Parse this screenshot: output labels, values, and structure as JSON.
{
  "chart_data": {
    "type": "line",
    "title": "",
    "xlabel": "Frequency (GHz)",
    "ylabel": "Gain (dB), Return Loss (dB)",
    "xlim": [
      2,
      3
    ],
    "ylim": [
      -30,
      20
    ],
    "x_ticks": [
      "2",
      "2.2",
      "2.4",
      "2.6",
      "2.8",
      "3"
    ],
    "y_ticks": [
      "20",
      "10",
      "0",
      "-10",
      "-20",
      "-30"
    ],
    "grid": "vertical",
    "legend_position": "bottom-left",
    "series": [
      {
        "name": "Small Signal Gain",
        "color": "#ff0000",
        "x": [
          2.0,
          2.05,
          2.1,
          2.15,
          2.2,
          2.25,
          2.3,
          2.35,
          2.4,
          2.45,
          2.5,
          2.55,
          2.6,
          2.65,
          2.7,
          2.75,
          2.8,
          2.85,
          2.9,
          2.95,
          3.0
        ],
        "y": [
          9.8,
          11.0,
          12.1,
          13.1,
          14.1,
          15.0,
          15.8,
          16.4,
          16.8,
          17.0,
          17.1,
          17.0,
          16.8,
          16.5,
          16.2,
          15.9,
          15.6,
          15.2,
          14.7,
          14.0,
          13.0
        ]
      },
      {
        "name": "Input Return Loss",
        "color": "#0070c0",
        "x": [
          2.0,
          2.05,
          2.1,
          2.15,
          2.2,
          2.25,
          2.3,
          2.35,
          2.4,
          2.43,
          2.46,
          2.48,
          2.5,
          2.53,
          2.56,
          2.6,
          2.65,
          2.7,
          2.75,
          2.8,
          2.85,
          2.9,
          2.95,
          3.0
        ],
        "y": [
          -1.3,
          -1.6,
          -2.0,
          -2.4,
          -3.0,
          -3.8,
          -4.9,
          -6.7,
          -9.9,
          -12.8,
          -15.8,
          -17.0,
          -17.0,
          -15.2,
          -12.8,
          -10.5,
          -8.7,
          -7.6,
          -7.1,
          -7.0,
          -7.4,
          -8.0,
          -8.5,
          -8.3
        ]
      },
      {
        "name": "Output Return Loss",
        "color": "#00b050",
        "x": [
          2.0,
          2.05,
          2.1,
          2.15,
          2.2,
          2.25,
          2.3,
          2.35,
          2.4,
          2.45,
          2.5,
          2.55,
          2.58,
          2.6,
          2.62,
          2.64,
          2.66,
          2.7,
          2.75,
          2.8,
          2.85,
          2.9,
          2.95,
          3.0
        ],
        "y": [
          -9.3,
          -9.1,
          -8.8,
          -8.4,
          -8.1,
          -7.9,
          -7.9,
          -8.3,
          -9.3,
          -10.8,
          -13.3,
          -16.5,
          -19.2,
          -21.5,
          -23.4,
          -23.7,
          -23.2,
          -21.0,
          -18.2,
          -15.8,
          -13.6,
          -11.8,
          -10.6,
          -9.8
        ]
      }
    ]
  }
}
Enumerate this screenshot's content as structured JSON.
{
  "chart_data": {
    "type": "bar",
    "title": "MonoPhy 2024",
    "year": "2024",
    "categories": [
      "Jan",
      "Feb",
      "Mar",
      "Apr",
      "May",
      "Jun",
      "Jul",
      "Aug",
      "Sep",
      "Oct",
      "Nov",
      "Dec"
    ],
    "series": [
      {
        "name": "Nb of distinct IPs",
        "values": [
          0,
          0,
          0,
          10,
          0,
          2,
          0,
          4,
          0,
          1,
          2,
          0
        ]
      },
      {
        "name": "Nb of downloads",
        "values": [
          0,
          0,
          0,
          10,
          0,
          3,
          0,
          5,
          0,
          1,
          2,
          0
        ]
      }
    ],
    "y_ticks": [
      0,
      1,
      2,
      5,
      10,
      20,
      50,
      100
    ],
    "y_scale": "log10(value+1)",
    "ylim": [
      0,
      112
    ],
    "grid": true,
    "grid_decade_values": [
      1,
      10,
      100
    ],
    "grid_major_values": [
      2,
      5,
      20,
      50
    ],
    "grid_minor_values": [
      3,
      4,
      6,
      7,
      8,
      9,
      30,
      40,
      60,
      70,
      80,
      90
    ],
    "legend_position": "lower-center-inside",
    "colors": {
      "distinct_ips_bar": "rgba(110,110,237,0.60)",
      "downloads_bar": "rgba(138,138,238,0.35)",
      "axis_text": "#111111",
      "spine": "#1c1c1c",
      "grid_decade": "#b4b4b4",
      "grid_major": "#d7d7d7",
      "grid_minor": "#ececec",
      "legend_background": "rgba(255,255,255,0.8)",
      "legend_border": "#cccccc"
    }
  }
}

◇ ◇ ◇

▶ [PROBLEM TO SOLVE]: Give the number of lines in the listing above that contain "Loss", and nothing else.

▶ [THE SOLUTION]: 3